__TO BE DONE__.
In the data that follows, count every line holding the string "color" and give the count alone.

%%

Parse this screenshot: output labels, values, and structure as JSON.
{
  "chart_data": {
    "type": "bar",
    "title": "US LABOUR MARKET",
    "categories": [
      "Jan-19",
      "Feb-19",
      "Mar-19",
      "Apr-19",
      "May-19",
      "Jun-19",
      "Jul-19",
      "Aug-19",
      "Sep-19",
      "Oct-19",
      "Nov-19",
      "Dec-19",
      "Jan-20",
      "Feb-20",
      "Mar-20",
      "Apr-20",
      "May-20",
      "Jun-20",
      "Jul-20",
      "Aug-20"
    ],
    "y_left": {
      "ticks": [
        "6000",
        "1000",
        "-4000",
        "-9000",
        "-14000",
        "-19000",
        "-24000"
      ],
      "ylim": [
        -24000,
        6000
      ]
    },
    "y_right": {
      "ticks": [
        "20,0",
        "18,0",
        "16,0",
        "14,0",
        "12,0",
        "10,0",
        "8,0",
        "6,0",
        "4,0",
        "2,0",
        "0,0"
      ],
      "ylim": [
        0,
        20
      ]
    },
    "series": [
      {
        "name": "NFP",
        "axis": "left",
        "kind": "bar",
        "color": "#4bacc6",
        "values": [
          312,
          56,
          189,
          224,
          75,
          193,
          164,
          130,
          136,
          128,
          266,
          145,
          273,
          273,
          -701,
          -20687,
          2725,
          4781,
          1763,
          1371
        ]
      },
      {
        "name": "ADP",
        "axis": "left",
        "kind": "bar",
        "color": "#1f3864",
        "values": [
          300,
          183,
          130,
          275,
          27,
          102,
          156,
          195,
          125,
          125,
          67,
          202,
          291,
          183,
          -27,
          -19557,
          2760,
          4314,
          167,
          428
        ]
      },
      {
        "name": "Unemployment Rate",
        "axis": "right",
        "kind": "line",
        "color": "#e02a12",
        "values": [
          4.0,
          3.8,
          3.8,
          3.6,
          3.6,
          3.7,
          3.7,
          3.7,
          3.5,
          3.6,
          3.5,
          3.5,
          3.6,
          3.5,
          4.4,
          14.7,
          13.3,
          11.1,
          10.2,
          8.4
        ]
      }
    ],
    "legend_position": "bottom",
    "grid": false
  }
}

%%

__EXPECTED ANSWER__.
3